What the task asks: Output all the data exactly. Pictures do not belong in the copy.
>> Begin Input records
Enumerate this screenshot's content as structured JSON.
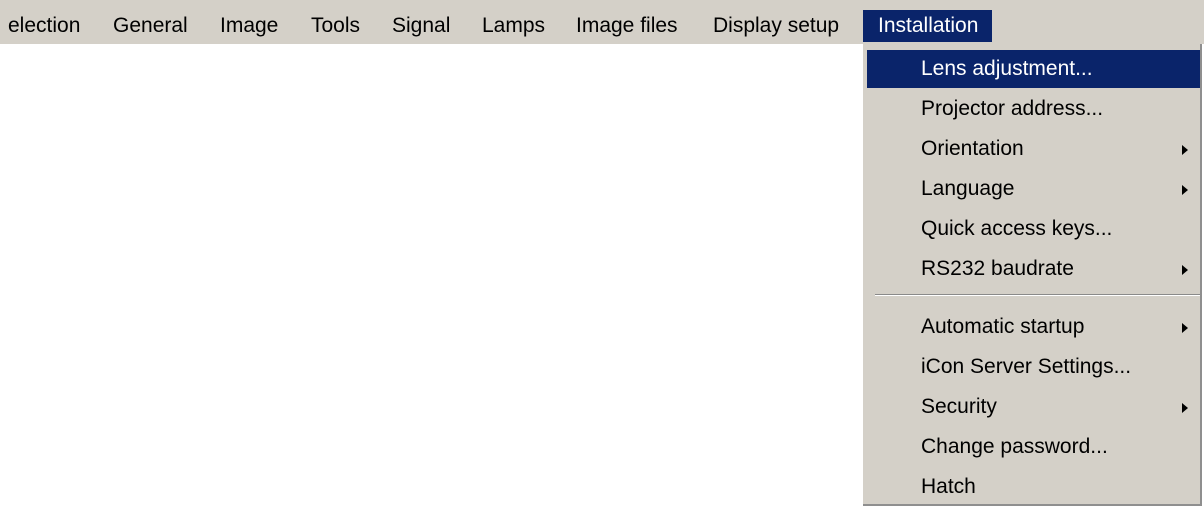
{
  "menubar": {
    "items": [
      {
        "label": "election"
      },
      {
        "label": "General"
      },
      {
        "label": "Image"
      },
      {
        "label": "Tools"
      },
      {
        "label": "Signal"
      },
      {
        "label": "Lamps"
      },
      {
        "label": "Image files"
      },
      {
        "label": "Display setup"
      },
      {
        "label": "Installation",
        "active": true
      }
    ]
  },
  "dropdown": {
    "items": [
      {
        "label": "Lens adjustment...",
        "highlighted": true,
        "submenu": false
      },
      {
        "label": "Projector address...",
        "submenu": false
      },
      {
        "label": "Orientation",
        "submenu": true
      },
      {
        "label": "Language",
        "submenu": true
      },
      {
        "label": "Quick access keys...",
        "submenu": false
      },
      {
        "label": "RS232 baudrate",
        "submenu": true
      },
      {
        "label": "Automatic startup",
        "submenu": true
      },
      {
        "label": "iCon Server Settings...",
        "submenu": false
      },
      {
        "label": "Security",
        "submenu": true
      },
      {
        "label": "Change password...",
        "submenu": false
      },
      {
        "label": "Hatch",
        "submenu": false
      }
    ]
  },
  "colors": {
    "menu_background": "#d4d0c8",
    "highlight": "#0a246a",
    "highlight_text": "#ffffff"
  }
}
>> End Input records
Result of the task:
Enumerate this screenshot's content as structured JSON.
{
  "menubar": {
    "items": [
      {
        "label": "election"
      },
      {
        "label": "General"
      },
      {
        "label": "Image"
      },
      {
        "label": "Tools"
      },
      {
        "label": "Signal"
      },
      {
        "label": "Lamps"
      },
      {
        "label": "Image files"
      },
      {
        "label": "Display setup"
      },
      {
        "label": "Installation",
        "active": true
      }
    ]
  },
  "dropdown": {
    "items": [
      {
        "label": "Lens adjustment...",
        "highlighted": true,
        "submenu": false
      },
      {
        "label": "Projector address...",
        "submenu": false
      },
      {
        "label": "Orientation",
        "submenu": true
      },
      {
        "label": "Language",
        "submenu": true
      },
      {
        "label": "Quick access keys...",
        "submenu": false
      },
      {
        "label": "RS232 baudrate",
        "submenu": true
      },
      {
        "label": "Automatic startup",
        "submenu": true
      },
      {
        "label": "iCon Server Settings...",
        "submenu": false
      },
      {
        "label": "Security",
        "submenu": true
      },
      {
        "label": "Change password...",
        "submenu": false
      },
      {
        "label": "Hatch",
        "submenu": false
      }
    ]
  },
  "colors": {
    "menu_background": "#d4d0c8",
    "highlight": "#0a246a",
    "highlight_text": "#ffffff"
  }
}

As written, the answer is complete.